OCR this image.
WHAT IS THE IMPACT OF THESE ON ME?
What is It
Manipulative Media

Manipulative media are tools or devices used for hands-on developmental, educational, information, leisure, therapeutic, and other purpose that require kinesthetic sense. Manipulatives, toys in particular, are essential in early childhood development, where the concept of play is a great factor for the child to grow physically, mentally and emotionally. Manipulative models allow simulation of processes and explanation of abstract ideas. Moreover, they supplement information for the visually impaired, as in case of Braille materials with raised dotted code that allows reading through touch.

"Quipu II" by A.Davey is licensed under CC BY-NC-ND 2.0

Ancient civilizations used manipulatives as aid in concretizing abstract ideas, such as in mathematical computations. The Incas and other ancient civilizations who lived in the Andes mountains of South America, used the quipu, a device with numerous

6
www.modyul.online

....

→ **The problem**: Copy every record exactly, with nothing added or dropped.

→ **Reply to the task**:
OCR this image.
WHAT IS THE IMPACT OF THESE ON ME?
What is It
Manipulative Media

Manipulative media are tools or devices used for hands-on developmental, educational, information, leisure, therapeutic, and other purpose that require kinesthetic sense. Manipulatives, toys in particular, are essential in early childhood development, where the concept of play is a great factor for the child to grow physically, mentally and emotionally. Manipulative models allow simulation of processes and explanation of abstract ideas. Moreover, they supplement information for the visually impaired, as in case of Braille materials with raised dotted code that allows reading through touch.

"Quipu II" by A.Davey is licensed under CC BY-NC-ND 2.0

Ancient civilizations used manipulatives as aid in concretizing abstract ideas, such as in mathematical computations. The Incas and other ancient civilizations who lived in the Andes mountains of South America, used the quipu, a device with numerous

6
www.modyul.online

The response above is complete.